Filter out everything except lines holding "text".

- [INFORMATION SUPPLIED]:
>> Start

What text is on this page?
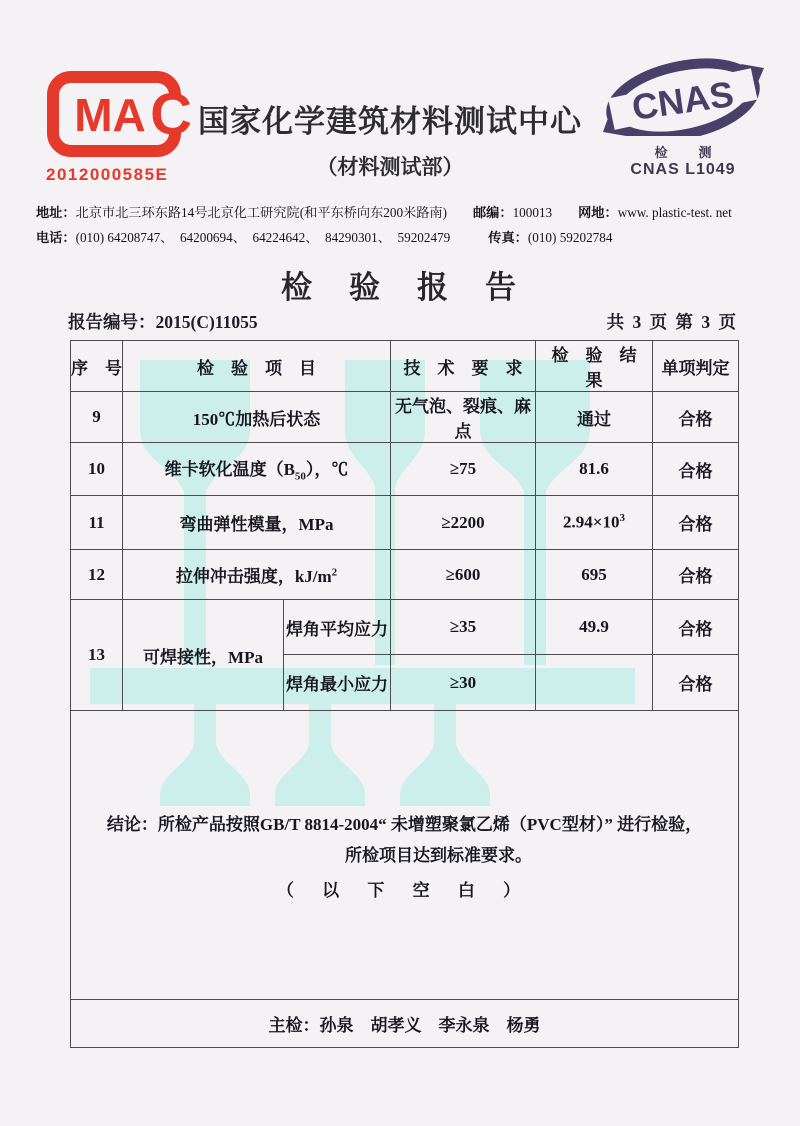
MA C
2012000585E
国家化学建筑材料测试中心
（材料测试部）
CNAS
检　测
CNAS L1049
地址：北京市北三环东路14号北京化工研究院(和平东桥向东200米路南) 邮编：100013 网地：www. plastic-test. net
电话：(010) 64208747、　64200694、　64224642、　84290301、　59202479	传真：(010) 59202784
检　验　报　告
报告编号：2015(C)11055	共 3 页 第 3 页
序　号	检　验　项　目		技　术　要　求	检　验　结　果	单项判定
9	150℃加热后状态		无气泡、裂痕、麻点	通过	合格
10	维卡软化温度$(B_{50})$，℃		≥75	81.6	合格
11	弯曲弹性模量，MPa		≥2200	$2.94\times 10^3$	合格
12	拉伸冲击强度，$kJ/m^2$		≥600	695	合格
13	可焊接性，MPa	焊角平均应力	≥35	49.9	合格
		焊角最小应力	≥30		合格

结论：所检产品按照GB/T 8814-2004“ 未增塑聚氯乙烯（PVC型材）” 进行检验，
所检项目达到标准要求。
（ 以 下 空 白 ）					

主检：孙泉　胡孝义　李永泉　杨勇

>> End
>> Start

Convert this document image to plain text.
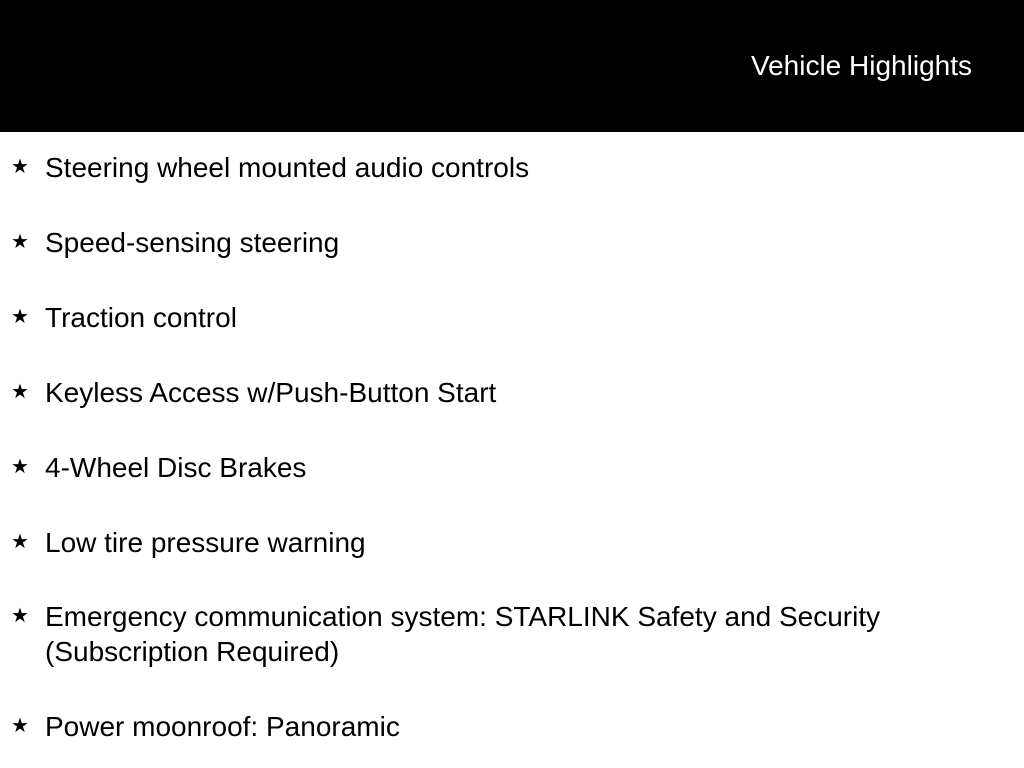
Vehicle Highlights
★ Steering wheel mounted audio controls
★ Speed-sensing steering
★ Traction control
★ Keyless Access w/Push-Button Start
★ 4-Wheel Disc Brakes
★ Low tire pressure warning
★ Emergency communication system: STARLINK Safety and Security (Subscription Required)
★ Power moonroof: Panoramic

>> End

- [SOLUTION TO THIS PROBLEM]:
What text is on this page?
Convert this document image to plain text.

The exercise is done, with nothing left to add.